Of the lines below, count those containing the word "errors". Reply with the number alone.

Provided records >>
○ ○ ○ ○ ○ ○ ○

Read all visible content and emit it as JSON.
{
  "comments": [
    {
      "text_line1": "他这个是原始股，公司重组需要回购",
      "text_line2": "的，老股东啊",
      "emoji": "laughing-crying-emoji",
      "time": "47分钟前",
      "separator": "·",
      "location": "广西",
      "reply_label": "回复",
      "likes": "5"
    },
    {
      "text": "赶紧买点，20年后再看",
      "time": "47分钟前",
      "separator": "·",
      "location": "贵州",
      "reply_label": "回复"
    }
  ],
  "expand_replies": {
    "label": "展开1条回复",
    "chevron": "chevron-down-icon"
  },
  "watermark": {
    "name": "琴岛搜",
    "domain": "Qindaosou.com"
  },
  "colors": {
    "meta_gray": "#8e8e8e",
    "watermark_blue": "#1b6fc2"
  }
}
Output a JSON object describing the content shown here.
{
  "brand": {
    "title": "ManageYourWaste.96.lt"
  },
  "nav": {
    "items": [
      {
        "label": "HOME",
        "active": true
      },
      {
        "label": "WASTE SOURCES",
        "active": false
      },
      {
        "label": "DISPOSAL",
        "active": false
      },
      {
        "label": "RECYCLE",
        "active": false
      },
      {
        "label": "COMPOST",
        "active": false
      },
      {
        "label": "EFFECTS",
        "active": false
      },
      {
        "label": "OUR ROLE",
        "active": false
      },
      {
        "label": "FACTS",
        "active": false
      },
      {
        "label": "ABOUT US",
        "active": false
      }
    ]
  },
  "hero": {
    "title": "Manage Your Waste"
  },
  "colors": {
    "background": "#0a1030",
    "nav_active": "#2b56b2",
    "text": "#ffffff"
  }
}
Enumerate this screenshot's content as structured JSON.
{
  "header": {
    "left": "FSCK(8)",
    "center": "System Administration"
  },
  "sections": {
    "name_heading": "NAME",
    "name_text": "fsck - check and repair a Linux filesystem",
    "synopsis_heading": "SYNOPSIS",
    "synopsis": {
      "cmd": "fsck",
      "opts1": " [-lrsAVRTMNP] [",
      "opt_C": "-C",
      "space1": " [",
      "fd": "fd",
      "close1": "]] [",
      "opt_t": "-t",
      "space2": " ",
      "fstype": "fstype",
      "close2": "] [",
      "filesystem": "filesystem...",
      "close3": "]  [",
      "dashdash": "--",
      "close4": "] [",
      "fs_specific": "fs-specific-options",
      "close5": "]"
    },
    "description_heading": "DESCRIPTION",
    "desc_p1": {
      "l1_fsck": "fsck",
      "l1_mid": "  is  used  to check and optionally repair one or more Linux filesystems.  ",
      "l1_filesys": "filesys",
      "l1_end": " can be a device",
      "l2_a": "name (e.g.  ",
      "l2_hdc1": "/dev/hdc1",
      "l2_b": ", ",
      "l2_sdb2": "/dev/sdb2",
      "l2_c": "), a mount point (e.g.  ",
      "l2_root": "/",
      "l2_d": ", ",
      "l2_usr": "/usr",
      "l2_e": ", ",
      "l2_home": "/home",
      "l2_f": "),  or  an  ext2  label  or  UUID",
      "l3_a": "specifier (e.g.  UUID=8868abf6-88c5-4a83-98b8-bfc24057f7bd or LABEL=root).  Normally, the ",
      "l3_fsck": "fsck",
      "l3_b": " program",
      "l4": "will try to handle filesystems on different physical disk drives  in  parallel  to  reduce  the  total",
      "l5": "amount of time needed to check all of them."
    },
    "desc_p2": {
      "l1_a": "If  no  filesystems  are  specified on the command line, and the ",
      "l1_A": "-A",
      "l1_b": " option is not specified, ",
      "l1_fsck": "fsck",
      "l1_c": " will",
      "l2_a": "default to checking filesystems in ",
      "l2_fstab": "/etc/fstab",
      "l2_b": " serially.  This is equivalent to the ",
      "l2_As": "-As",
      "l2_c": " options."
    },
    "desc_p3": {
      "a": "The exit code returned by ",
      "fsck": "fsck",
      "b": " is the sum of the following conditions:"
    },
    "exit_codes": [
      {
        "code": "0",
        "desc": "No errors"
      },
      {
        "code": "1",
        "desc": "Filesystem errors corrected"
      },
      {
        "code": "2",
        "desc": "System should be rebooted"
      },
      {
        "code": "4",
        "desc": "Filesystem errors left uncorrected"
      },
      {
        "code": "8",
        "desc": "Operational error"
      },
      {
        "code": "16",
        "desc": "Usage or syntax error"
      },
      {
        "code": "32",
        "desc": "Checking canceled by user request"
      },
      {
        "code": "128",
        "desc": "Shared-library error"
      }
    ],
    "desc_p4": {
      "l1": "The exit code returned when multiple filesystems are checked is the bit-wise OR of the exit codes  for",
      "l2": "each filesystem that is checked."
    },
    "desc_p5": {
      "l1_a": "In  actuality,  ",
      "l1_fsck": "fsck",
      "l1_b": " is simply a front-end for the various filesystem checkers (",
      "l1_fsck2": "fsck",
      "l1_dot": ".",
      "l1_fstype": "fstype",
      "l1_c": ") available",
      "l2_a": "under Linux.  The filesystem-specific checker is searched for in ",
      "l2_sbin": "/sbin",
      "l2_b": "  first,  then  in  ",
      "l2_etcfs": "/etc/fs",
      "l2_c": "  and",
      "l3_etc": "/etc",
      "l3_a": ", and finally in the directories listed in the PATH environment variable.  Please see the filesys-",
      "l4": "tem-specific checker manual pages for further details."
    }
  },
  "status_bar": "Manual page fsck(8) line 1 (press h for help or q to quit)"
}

○ ○ ○ ○ ○ ○ ○

Problem solution >> 3